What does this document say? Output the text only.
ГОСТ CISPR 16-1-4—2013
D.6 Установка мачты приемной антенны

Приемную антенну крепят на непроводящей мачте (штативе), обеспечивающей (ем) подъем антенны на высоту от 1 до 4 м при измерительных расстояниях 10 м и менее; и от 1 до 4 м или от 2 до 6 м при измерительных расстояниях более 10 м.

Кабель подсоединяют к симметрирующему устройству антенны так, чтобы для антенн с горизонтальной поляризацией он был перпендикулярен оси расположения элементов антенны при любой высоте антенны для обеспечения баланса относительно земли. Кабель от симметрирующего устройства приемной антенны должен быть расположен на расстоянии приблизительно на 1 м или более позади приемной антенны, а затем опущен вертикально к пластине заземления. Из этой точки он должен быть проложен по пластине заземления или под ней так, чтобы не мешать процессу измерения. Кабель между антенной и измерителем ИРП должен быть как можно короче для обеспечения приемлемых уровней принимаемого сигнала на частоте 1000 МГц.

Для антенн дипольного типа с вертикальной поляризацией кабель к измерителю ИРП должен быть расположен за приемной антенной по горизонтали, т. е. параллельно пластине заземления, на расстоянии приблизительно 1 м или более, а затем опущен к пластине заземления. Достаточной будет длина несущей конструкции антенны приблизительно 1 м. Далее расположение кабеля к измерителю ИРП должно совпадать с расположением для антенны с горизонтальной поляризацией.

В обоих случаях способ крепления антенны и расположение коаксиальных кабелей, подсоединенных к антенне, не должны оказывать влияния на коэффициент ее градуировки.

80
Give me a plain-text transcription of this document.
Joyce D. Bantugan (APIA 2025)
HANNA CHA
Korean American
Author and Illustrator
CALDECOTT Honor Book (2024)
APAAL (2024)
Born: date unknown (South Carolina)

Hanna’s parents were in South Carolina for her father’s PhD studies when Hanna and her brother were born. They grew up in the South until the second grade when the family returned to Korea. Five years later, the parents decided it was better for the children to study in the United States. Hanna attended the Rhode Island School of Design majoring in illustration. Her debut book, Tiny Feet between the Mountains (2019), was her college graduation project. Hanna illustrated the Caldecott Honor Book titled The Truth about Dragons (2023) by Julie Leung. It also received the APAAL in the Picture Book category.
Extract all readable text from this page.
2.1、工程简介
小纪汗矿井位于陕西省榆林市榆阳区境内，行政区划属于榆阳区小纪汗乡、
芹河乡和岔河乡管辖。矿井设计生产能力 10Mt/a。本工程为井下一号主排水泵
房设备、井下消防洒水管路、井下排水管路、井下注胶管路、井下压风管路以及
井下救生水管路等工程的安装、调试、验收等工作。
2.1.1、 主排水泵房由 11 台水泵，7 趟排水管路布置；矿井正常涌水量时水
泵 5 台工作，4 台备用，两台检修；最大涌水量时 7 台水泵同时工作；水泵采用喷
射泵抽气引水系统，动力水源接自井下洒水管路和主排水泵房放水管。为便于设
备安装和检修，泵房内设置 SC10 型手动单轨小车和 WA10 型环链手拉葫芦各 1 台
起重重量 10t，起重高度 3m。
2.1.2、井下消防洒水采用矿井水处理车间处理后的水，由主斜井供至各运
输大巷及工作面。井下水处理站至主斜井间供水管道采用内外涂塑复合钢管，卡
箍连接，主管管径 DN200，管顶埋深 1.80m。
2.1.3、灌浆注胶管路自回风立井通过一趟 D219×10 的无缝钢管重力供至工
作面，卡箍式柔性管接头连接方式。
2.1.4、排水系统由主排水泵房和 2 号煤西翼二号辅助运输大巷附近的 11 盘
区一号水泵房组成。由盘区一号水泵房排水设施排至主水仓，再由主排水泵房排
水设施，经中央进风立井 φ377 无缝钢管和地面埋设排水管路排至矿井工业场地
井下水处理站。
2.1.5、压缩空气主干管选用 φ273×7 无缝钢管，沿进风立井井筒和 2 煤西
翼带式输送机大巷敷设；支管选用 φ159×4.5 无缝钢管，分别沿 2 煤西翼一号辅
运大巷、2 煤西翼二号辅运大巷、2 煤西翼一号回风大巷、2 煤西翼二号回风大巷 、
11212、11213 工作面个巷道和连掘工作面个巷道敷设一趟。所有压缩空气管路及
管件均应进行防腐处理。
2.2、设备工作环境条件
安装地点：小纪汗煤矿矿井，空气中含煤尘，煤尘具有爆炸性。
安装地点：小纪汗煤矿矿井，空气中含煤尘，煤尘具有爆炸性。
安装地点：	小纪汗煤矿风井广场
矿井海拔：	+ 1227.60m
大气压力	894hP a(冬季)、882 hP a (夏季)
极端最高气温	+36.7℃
--------------------
> _Given task_:
Show all lines from the data above in which the word "быть" appears.

> _Worked answer_:
Кабель подсоединяют к симметрирующему устройству антенны так, чтобы для антенн с горизонтальной поляризацией он был перпендикулярен оси расположения элементов антенны при любой высоте антенны для обеспечения баланса относительно земли. Кабель от симметрирующего устройства приемной антенны должен быть расположен на расстоянии приблизительно на 1 м или более позади приемной антенны, а затем опущен вертикально к пластине заземления. Из этой точки он должен быть проложен по пластине заземления или под ней так, чтобы не мешать процессу измерения. Кабель между антенной и измерителем ИРП должен быть как можно короче для обеспечения приемлемых уровней принимаемого сигнала на частоте 1000 МГц.
Для антенн дипольного типа с вертикальной поляризацией кабель к измерителю ИРП должен быть расположен за приемной антенной по горизонтали, т. е. параллельно пластине заземления, на расстоянии приблизительно 1 м или более, а затем опущен к пластине заземления. Достаточной будет длина несущей конструкции антенны приблизительно 1 м. Далее расположение кабеля к измерителю ИРП должно совпадать с расположением для антенны с горизонтальной поляризацией.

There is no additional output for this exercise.